From the listing below, pick out each line with the word "data".

━━━━━ Records to use

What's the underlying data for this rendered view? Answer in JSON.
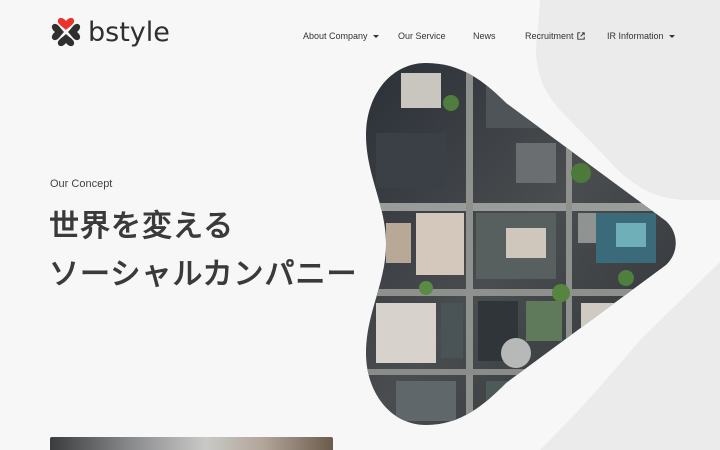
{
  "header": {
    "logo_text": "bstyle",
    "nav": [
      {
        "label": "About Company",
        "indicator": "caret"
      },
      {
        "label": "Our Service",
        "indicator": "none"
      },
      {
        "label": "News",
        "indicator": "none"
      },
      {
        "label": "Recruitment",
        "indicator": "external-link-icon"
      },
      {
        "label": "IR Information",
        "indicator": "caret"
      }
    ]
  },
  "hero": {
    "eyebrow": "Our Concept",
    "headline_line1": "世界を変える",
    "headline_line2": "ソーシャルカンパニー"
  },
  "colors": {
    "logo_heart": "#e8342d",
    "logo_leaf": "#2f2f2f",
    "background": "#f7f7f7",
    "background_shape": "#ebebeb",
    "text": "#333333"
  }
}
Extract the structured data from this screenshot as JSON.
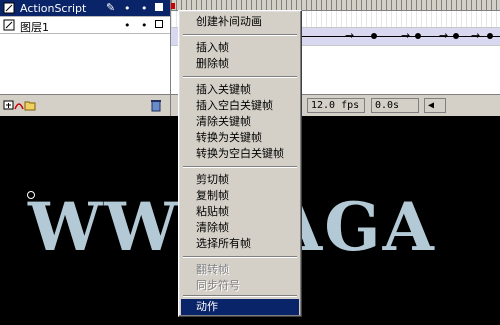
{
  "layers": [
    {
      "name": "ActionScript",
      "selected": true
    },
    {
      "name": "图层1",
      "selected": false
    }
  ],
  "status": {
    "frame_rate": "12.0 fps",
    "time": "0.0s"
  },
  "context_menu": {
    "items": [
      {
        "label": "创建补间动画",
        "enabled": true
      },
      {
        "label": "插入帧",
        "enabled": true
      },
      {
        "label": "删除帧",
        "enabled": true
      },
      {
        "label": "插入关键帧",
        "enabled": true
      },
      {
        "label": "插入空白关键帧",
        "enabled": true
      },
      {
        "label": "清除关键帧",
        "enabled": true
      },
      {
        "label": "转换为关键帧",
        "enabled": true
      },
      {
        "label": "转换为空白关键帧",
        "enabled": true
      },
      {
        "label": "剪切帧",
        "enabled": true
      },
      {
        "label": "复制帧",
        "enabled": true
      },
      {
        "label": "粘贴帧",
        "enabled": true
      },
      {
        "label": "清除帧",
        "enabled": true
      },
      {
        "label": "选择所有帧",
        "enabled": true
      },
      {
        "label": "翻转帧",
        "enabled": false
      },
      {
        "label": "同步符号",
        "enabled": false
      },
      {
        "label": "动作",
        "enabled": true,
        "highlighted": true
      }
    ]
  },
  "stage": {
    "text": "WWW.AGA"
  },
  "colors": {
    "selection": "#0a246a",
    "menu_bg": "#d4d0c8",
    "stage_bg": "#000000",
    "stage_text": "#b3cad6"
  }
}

━━━━━━━━━━
━━━━━ Records to use

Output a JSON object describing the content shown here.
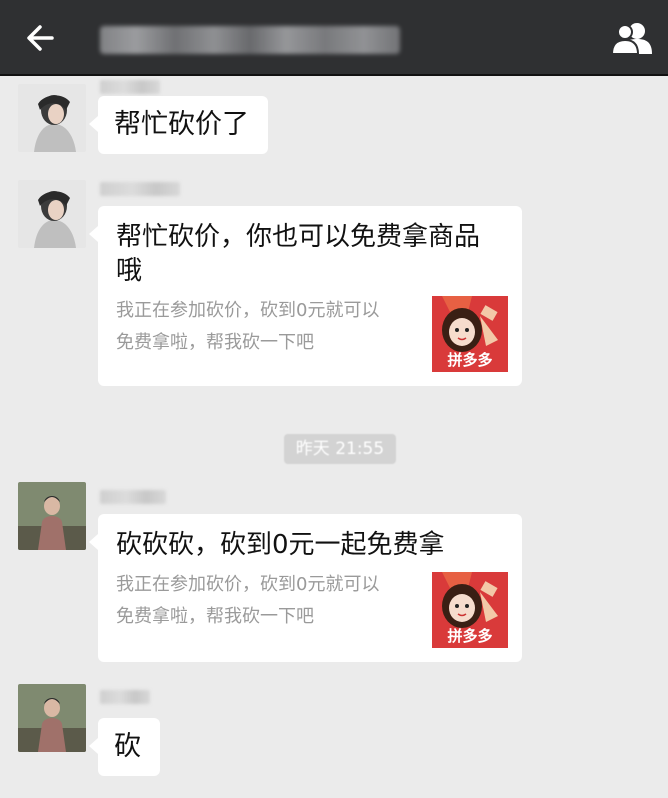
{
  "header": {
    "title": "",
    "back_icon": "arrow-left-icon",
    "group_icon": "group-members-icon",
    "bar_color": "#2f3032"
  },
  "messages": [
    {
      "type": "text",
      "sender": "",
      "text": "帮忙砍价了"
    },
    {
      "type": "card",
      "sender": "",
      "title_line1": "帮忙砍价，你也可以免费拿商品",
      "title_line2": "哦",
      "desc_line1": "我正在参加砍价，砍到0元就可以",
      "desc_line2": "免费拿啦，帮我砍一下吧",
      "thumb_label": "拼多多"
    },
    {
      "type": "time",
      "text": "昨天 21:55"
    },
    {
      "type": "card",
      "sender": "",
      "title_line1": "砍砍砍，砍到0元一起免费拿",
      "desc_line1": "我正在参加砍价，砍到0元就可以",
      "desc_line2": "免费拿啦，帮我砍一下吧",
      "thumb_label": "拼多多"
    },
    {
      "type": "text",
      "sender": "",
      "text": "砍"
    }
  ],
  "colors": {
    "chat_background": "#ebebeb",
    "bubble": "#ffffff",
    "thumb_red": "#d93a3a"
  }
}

━━━━━━━━━━

The response →
What's the underlying data for this rendered view? Answer in JSON.
Extract the structured data from this screenshot as JSON.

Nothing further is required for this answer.